--- JOB ---
Determine the number of lines in the data that include the word "슈퍼싱글", and write only that number.

--- PROVIDED DATA ---
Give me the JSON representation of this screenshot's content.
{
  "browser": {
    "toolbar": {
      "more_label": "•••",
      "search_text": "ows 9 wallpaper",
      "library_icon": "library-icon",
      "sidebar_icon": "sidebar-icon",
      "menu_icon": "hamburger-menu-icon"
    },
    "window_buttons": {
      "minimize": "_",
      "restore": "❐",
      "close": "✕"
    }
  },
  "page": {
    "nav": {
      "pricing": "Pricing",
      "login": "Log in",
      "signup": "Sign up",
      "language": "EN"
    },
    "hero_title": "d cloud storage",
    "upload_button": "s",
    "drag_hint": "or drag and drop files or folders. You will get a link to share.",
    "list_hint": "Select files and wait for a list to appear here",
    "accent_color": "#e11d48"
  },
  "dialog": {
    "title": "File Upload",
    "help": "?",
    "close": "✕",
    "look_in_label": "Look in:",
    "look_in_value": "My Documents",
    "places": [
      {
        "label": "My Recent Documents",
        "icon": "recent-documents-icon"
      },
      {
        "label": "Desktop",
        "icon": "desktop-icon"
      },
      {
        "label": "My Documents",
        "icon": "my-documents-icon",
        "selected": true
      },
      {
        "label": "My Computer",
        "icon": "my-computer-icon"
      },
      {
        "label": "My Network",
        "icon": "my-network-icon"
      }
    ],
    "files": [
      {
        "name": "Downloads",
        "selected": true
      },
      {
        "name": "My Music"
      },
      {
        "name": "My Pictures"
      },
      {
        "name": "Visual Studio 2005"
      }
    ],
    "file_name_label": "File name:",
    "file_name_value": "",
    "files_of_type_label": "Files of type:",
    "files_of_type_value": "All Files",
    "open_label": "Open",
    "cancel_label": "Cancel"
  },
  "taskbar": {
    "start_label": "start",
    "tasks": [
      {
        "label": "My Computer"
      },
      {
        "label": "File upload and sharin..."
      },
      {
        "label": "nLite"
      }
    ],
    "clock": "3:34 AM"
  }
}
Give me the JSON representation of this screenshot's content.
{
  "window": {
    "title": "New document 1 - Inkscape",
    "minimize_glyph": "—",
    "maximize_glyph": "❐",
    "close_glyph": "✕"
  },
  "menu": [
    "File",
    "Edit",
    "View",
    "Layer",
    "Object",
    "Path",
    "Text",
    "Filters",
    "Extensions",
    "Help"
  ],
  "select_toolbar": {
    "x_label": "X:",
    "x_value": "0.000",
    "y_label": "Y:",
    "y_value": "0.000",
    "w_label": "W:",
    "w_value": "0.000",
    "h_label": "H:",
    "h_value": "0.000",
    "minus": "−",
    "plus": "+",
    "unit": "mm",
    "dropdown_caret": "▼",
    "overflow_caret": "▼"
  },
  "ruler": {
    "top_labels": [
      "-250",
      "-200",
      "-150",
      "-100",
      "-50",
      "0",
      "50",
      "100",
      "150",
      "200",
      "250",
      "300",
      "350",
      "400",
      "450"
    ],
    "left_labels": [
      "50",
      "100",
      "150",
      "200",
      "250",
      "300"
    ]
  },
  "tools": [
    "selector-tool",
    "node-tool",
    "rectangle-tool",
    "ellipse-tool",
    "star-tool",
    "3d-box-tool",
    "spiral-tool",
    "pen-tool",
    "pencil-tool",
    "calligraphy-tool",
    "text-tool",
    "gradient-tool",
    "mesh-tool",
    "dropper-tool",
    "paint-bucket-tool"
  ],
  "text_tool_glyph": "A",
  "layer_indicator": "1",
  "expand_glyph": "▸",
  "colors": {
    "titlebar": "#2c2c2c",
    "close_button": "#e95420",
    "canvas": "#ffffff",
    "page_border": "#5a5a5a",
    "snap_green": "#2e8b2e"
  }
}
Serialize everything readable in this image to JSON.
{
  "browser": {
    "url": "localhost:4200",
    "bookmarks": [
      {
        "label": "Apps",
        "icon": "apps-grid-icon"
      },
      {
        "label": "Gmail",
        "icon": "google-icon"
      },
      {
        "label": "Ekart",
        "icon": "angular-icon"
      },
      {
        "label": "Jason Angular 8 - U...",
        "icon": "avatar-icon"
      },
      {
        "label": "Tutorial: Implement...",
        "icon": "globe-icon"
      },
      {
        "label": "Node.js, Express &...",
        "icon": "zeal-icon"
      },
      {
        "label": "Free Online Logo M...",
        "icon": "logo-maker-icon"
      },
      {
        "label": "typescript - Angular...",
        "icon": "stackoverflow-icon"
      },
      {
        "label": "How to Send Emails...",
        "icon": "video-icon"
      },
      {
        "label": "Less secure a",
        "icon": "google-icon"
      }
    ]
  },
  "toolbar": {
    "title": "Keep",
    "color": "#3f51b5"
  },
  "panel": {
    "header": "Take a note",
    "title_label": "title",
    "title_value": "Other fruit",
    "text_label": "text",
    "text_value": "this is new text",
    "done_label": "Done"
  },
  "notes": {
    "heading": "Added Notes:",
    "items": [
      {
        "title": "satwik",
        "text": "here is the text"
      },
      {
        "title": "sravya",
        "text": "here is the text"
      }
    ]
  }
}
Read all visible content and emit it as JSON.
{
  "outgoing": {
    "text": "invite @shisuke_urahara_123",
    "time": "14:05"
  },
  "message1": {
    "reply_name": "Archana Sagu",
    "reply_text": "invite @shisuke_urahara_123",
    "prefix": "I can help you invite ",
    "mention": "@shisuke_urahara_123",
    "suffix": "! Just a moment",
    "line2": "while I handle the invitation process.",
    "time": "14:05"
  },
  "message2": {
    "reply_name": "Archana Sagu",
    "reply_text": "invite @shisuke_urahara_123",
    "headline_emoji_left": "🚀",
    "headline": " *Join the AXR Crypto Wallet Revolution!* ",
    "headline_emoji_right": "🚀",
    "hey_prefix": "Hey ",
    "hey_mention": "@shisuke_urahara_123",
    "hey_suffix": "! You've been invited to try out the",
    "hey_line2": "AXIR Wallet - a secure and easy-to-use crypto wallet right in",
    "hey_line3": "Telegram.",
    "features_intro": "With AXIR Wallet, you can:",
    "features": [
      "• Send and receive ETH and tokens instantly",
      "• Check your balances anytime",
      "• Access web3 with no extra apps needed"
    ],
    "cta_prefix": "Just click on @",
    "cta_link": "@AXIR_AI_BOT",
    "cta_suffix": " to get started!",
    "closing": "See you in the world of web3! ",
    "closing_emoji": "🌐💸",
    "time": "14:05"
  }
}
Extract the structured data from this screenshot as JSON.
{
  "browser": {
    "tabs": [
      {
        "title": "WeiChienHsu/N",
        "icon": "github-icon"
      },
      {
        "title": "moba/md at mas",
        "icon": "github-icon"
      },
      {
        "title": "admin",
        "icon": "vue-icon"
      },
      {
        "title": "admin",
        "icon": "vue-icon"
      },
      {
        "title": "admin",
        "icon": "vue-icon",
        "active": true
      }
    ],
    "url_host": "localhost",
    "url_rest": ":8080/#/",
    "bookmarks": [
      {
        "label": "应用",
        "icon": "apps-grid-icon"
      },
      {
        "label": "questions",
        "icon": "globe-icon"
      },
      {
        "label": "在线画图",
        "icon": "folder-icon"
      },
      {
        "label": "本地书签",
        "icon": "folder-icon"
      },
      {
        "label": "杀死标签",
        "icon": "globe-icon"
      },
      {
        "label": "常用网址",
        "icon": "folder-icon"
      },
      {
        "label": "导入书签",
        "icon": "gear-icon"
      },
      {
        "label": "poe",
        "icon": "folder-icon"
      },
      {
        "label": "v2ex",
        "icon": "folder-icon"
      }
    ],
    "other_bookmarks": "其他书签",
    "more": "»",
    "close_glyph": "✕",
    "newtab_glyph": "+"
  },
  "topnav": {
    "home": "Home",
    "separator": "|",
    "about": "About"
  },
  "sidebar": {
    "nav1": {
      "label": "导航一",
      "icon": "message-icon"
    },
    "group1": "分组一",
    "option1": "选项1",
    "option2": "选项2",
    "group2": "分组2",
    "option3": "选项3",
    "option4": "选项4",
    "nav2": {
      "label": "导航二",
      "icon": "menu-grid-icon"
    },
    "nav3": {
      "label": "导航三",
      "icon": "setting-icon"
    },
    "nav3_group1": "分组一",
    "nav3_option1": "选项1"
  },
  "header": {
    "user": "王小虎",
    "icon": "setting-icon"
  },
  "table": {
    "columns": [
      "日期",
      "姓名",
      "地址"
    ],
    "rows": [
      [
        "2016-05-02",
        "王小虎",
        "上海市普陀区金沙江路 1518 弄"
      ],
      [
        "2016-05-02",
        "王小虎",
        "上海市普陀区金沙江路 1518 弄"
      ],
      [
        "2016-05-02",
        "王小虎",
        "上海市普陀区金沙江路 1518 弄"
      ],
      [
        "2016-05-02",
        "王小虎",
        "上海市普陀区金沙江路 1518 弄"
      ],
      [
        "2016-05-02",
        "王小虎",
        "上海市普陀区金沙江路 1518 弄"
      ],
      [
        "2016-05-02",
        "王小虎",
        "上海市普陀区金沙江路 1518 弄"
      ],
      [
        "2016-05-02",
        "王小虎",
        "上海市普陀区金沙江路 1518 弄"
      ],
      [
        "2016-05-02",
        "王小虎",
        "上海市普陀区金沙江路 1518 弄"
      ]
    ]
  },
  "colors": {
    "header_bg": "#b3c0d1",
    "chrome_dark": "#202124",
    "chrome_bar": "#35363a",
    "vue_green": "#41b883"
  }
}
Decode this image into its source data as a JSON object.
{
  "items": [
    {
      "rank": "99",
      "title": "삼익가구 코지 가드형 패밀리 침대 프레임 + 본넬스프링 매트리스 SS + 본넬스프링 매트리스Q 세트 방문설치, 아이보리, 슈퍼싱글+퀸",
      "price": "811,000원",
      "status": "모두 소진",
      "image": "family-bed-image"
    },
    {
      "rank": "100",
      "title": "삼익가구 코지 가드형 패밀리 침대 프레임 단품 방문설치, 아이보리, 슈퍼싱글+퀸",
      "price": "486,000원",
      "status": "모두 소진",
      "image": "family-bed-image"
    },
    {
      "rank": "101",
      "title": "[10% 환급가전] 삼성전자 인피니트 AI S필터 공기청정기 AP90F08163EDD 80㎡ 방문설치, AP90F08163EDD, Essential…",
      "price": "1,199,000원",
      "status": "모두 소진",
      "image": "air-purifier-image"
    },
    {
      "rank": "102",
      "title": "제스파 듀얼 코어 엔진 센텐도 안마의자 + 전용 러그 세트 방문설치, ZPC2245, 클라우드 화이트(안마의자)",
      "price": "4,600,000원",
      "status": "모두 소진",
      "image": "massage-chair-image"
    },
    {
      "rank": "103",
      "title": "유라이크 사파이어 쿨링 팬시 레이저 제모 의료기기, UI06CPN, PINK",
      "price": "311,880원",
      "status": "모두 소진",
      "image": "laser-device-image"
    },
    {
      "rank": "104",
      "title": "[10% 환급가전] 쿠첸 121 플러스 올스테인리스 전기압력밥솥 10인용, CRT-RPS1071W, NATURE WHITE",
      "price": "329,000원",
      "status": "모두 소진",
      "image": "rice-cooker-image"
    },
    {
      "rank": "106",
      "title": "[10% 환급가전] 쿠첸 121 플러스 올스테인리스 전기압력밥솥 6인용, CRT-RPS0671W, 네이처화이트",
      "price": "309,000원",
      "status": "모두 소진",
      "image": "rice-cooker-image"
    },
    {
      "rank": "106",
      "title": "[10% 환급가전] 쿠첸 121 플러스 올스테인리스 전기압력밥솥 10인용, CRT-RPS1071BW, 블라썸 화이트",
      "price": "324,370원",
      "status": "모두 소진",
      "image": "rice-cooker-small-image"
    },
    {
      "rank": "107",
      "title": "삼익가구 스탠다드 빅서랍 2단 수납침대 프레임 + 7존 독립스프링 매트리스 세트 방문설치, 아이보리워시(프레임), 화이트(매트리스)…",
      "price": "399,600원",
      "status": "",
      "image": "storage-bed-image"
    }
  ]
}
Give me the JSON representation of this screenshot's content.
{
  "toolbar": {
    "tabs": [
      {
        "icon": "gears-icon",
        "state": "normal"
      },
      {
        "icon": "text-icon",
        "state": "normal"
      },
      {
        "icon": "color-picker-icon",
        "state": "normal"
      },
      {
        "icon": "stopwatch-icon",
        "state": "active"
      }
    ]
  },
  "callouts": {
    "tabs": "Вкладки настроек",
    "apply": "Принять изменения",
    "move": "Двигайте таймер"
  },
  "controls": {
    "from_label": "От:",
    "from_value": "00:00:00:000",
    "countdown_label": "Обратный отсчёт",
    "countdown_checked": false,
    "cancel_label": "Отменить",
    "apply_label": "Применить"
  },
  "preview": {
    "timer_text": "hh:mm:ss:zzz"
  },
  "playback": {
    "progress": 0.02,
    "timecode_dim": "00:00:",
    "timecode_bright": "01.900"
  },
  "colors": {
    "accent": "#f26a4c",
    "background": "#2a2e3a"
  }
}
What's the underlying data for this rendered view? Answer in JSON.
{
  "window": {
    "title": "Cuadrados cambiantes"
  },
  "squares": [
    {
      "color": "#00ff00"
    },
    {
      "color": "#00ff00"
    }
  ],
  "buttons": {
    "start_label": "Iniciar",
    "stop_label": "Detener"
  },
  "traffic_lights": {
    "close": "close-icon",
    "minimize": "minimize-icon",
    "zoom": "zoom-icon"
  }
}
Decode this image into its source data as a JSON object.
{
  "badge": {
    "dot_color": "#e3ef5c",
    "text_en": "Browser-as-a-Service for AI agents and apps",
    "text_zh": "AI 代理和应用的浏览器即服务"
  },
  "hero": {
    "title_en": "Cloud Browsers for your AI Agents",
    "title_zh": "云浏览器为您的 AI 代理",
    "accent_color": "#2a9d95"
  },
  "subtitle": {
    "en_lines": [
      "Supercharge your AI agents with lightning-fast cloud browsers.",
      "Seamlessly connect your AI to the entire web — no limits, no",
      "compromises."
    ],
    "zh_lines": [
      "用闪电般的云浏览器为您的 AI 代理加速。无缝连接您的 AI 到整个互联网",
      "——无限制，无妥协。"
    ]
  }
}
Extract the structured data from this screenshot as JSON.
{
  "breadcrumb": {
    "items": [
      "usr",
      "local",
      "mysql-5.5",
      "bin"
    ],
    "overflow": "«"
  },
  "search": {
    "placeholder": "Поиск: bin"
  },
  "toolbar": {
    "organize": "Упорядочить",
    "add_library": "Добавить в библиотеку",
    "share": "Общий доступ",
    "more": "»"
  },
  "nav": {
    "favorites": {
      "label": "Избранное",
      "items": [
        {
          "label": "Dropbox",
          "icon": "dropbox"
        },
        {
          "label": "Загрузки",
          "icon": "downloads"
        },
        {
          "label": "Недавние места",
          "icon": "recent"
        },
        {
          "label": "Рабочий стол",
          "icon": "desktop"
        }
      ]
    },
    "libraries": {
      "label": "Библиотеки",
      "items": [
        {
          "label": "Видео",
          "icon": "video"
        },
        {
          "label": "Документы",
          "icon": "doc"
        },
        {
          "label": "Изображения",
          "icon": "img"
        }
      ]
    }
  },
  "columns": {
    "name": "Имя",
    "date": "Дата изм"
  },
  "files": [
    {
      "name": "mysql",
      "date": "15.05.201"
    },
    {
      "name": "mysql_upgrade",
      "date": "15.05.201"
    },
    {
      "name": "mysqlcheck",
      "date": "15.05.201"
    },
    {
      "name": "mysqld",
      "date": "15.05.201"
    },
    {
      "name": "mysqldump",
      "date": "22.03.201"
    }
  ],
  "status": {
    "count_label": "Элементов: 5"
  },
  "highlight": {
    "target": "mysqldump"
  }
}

--- ANSWER IN FULL ---
2